RFR(XXS) 8249087 Symbol constructor unnecessarily initializes _body[0]

Lois Foltan lois.foltan at oracle.com
Wed Jul 22 18:54:52 UTC 2020


On 7/22/2020 1:42 PM, Ioi Lam wrote:
>
>
> On 7/22/20 10:12 AM, Lois Foltan wrote:
>> On 7/22/2020 12:17 AM, David Holmes wrote:
>>> Hi Lois,
>>>
>>> On 22/07/2020 1:06 am, Lois Foltan wrote:
>>>> On 7/21/2020 2:24 AM, Ioi Lam wrote:
>>>>>
>>>>>
>>>>> On 7/20/20 11:12 PM, Florian Weimer wrote:
>>>>>> * Ioi Lam:
>>>>>>
>>>>>>> Hi please review this very simple fix:
>>>>>>>
>>>>>>> diff -r 19f26d72a8d0 src/hotspot/share/oops/symbol.cpp
>>>>>>> --- a/src/hotspot/share/oops/symbol.cpp    Mon Jul 20 14:24:19 
>>>>>>> 2020 -0700
>>>>>>> +++ b/src/hotspot/share/oops/symbol.cpp    Mon Jul 20 17:11:57 
>>>>>>> 2020 -0700
>>>>>>> @@ -51,8 +51,11 @@
>>>>>>>   Symbol::Symbol(const u1* name, int length, int refcount) {
>>>>>>>     _hash_and_refcount = 
>>>>>>> pack_hash_and_refcount((short)os::random(),
>>>>>>> refcount);
>>>>>>>     _length = length;
>>>>>>> -  _body[0] = 0;  // in case length == 0
>>>>>>>     memcpy(_body, name, length);
>>>>>>> +  // For symbols of length 0 and 1: _body[0] (and _body[1]) are
>>>>>>> uninitialized and may
>>>>>>> +  // contain random values, which will only be read by
>>>>>>> Symbol::identity_hash(),
>>>>>>> +  // which would tolerate such randomness. These values never 
>>>>>>> change
>>>>>>> during the lifetime
>>>>>>> +  // of the Symbol.

Extracted information:
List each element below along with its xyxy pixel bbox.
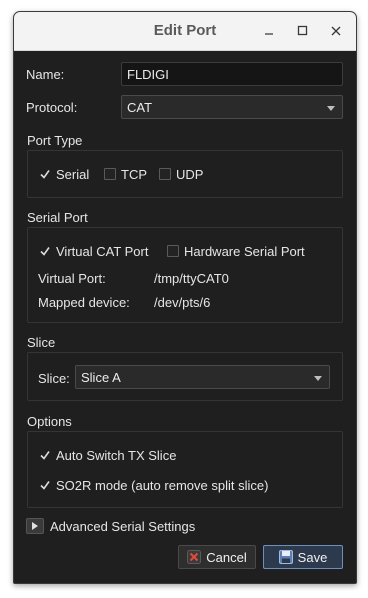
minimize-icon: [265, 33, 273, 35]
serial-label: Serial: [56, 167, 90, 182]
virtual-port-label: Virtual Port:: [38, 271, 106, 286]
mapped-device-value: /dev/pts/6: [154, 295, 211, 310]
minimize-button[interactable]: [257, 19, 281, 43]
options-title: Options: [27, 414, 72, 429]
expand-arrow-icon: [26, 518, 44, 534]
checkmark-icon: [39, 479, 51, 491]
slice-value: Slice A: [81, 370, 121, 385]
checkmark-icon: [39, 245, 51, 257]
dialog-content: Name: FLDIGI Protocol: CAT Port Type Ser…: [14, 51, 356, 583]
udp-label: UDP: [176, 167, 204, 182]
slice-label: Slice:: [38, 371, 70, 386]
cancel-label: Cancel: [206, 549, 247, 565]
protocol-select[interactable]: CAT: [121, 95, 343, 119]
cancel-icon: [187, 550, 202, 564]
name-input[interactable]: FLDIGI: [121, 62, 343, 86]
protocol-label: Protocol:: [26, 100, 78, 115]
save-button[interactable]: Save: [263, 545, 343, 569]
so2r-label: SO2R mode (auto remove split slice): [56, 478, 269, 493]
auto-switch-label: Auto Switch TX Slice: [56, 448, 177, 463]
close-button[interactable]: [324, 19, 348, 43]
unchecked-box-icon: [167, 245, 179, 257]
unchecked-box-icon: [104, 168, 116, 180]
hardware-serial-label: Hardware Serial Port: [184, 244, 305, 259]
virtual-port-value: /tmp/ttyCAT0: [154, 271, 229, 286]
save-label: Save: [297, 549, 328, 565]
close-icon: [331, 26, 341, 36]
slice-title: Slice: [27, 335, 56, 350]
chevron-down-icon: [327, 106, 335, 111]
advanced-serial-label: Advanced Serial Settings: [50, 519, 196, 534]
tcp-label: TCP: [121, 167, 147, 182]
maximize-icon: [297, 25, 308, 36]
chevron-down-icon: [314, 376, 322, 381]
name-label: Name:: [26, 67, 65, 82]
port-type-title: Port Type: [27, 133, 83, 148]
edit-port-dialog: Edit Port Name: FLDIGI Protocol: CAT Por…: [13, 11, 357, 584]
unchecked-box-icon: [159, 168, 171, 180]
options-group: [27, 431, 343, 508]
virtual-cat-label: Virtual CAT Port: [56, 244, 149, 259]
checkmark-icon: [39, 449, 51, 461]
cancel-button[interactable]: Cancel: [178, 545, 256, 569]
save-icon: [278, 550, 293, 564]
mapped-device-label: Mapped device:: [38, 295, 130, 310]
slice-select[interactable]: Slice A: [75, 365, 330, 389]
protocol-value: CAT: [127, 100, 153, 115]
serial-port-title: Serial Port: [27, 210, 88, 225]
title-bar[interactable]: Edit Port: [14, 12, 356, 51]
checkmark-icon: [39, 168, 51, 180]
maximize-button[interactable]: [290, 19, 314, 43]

Task to carry out:
Please continue the code review thread about the Symbol constructor from the point where it stops. The listing has nothing to do with the code review thread about the Symbol constructor.

Exercise result:
>>>>>>>   }
>>>>>> Won't this still trip memory debuggers? Symbol::identity_hash() 
>>>>>> implies
>>>>>> that the result is eventually used in a conditional operation (a 
>>>>>> hash
>>>>>> comparison perhaps).  If it's possible one day to run Hotspot under
>>>>>> valgrind, this would result in false positives.
>>>>>
>>>>> Are you saying that valgrind will modify uninitialized memory 
>>>>> periodically after the constructor has returned, and thus will 
>>>>> cause Symbol::identity_hash() to return a different value?
>>>>>
>>>>> Without my patch, _body[1] is uninitialized for Symbols whose 
>>>>> length is 0 or 1. We have not heard of any issues related to 
>>>>> valgrind and Symbol::identity_hash().
>>>>>
>>>>> In fact, looking at the code history, the setting of "_body[0] = 
>>>>> 0" in Symbol::Symbol was introduced only recently (Feb 2020):
>>>>>
>>>>> http://hg.openjdk.java.net/jdk/jdk/annotate/4a4d185098e2/src/hotspot/share/oops/symbol.cpp#l55 
>>>>>
>>>>>
>>>>> I'll check with Lois who added the code to see the reason for 
>>>>> doing it.
>>>>
>>>> Hi Ioi,
>>>>
>>>> Reviewing this JBS issue, I have concerns over leaving both 
>>>> _body[0] and now even _body[1] uninitialized.  The signature 
>>>> processing frequently checks the first character of a Symbol via 
>>>> Symbol::char_at(0) to determine what type it is dealing with.  Is 
>>>> there a danger that the uninitialized memory actually has a valid 
>>>> type indicator in it like an '[' character for example?  The 
>>>> signature processing could potentially make wrong assumptions about 
>>>> the type it is trying to process.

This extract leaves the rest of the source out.